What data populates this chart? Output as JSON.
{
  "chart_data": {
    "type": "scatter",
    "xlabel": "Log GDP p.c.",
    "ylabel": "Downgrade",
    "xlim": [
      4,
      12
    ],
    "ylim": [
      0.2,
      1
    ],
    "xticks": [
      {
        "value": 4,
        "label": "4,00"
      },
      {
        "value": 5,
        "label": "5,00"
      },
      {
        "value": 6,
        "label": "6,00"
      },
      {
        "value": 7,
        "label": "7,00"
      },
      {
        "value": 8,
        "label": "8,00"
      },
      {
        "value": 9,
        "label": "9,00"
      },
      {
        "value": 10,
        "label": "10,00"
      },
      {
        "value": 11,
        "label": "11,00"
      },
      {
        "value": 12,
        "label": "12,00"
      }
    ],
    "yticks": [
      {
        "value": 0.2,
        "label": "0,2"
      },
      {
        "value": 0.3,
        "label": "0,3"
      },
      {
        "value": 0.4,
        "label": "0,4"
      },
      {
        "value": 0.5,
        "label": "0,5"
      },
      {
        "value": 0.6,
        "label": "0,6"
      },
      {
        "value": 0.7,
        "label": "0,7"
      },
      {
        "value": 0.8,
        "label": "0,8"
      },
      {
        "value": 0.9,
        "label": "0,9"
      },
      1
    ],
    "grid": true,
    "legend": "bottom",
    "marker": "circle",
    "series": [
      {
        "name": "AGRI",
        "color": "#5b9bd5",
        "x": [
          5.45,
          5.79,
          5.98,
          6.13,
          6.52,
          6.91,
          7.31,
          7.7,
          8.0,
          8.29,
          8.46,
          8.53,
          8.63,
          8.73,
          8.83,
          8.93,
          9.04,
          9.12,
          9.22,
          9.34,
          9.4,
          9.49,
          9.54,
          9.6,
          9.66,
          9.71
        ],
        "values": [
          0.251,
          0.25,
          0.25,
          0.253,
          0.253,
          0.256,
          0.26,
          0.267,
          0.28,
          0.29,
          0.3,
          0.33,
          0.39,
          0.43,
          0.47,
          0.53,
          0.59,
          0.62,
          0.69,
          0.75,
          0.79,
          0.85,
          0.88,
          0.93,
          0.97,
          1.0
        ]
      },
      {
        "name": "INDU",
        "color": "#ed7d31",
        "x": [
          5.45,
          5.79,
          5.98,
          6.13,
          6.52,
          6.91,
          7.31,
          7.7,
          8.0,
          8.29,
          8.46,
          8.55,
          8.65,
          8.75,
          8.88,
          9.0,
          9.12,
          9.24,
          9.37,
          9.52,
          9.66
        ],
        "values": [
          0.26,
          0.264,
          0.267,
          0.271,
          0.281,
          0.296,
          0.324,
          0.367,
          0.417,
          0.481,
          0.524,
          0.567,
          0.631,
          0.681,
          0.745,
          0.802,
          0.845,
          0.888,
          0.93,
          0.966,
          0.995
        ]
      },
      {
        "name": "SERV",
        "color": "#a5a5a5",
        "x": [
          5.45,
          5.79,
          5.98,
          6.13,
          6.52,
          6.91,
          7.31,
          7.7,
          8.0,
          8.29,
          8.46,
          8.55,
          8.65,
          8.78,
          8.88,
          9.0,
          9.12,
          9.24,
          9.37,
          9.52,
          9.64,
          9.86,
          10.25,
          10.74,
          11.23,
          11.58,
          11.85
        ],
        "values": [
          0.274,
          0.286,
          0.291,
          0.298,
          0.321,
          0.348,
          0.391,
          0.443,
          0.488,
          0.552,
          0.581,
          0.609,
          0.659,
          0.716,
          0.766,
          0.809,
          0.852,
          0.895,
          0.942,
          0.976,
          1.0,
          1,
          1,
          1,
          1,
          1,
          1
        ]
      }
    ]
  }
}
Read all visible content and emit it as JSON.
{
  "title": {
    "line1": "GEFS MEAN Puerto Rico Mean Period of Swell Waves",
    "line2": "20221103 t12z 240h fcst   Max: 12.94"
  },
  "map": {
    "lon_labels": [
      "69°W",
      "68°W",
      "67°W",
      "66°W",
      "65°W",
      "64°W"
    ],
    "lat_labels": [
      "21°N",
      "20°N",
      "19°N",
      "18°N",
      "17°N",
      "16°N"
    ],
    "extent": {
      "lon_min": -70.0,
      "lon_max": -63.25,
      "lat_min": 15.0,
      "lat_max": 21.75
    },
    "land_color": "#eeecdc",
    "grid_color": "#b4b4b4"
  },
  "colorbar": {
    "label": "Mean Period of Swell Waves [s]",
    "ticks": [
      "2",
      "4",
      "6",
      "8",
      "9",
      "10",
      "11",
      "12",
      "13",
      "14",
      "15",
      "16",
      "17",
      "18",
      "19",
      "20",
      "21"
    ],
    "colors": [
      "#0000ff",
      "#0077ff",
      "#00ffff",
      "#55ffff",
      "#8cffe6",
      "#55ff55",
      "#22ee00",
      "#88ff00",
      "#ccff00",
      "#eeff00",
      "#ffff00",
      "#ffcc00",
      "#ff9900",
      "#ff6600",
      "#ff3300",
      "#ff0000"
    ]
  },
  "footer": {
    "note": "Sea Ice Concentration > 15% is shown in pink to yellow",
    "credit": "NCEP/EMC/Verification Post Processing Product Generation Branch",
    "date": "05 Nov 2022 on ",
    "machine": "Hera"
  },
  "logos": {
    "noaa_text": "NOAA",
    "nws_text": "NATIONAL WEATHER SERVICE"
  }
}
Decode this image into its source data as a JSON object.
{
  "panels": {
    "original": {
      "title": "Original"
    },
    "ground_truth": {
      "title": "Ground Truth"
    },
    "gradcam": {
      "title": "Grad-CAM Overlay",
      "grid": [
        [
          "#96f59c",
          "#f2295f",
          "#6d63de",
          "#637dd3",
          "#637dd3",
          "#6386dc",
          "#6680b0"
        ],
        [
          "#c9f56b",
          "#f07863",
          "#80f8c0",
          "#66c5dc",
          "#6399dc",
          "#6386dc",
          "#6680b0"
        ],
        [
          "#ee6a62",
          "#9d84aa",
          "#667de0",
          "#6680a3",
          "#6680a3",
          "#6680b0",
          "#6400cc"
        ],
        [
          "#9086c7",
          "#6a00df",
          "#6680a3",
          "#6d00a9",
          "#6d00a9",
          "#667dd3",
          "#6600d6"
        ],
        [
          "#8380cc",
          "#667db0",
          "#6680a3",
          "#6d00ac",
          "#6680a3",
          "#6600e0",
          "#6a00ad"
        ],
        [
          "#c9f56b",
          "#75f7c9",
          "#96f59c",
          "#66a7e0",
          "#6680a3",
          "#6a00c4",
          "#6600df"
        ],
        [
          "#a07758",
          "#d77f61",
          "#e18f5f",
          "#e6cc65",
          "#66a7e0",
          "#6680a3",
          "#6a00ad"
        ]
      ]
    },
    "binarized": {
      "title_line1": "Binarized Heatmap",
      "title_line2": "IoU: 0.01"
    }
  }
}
.....
Beginning at the line that contains "Decode this image", retype each line of the listing up to and including the last one, exactly as it stands, and nothing else.

— EXERCISE SOLUTION —
Decode this image into its source data as a JSON object.
{
  "panels": {
    "original": {
      "title": "Original"
    },
    "ground_truth": {
      "title": "Ground Truth"
    },
    "gradcam": {
      "title": "Grad-CAM Overlay",
      "grid": [
        [
          "#96f59c",
          "#f2295f",
          "#6d63de",
          "#637dd3",
          "#637dd3",
          "#6386dc",
          "#6680b0"
        ],
        [
          "#c9f56b",
          "#f07863",
          "#80f8c0",
          "#66c5dc",
          "#6399dc",
          "#6386dc",
          "#6680b0"
        ],
        [
          "#ee6a62",
          "#9d84aa",
          "#667de0",
          "#6680a3",
          "#6680a3",
          "#6680b0",
          "#6400cc"
        ],
        [
          "#9086c7",
          "#6a00df",
          "#6680a3",
          "#6d00a9",
          "#6d00a9",
          "#667dd3",
          "#6600d6"
        ],
        [
          "#8380cc",
          "#667db0",
          "#6680a3",
          "#6d00ac",
          "#6680a3",
          "#6600e0",
          "#6a00ad"
        ],
        [
          "#c9f56b",
          "#75f7c9",
          "#96f59c",
          "#66a7e0",
          "#6680a3",
          "#6a00c4",
          "#6600df"
        ],
        [
          "#a07758",
          "#d77f61",
          "#e18f5f",
          "#e6cc65",
          "#66a7e0",
          "#6680a3",
          "#6a00ad"
        ]
      ]
    },
    "binarized": {
      "title_line1": "Binarized Heatmap",
      "title_line2": "IoU: 0.01"
    }
  }
}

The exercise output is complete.